[REQUIRED TASK] Copy all of the records below verbatim.

........

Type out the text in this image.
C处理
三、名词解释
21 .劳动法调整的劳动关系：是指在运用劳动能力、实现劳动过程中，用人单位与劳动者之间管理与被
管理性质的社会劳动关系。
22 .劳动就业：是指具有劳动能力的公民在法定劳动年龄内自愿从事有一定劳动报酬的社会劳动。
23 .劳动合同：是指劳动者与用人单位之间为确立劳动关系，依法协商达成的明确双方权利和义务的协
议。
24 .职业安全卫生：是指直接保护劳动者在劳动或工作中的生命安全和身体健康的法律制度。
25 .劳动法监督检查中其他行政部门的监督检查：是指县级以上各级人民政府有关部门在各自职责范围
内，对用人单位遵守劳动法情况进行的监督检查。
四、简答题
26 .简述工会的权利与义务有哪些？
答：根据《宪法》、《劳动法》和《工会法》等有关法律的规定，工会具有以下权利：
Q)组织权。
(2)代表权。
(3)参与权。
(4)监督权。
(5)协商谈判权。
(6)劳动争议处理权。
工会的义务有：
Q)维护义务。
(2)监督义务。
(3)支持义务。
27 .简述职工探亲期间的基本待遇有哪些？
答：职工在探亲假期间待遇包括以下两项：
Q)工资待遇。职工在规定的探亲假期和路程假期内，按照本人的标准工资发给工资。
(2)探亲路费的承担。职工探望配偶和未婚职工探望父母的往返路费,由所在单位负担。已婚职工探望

........

[ANSWER BELOW]
Type out the text in this image.
C处理
三、名词解释
21 .劳动法调整的劳动关系：是指在运用劳动能力、实现劳动过程中，用人单位与劳动者之间管理与被
管理性质的社会劳动关系。
22 .劳动就业：是指具有劳动能力的公民在法定劳动年龄内自愿从事有一定劳动报酬的社会劳动。
23 .劳动合同：是指劳动者与用人单位之间为确立劳动关系，依法协商达成的明确双方权利和义务的协
议。
24 .职业安全卫生：是指直接保护劳动者在劳动或工作中的生命安全和身体健康的法律制度。
25 .劳动法监督检查中其他行政部门的监督检查：是指县级以上各级人民政府有关部门在各自职责范围
内，对用人单位遵守劳动法情况进行的监督检查。
四、简答题
26 .简述工会的权利与义务有哪些？
答：根据《宪法》、《劳动法》和《工会法》等有关法律的规定，工会具有以下权利：
Q)组织权。
(2)代表权。
(3)参与权。
(4)监督权。
(5)协商谈判权。
(6)劳动争议处理权。
工会的义务有：
Q)维护义务。
(2)监督义务。
(3)支持义务。
27 .简述职工探亲期间的基本待遇有哪些？
答：职工在探亲假期间待遇包括以下两项：
Q)工资待遇。职工在规定的探亲假期和路程假期内，按照本人的标准工资发给工资。
(2)探亲路费的承担。职工探望配偶和未婚职工探望父母的往返路费,由所在单位负担。已婚职工探望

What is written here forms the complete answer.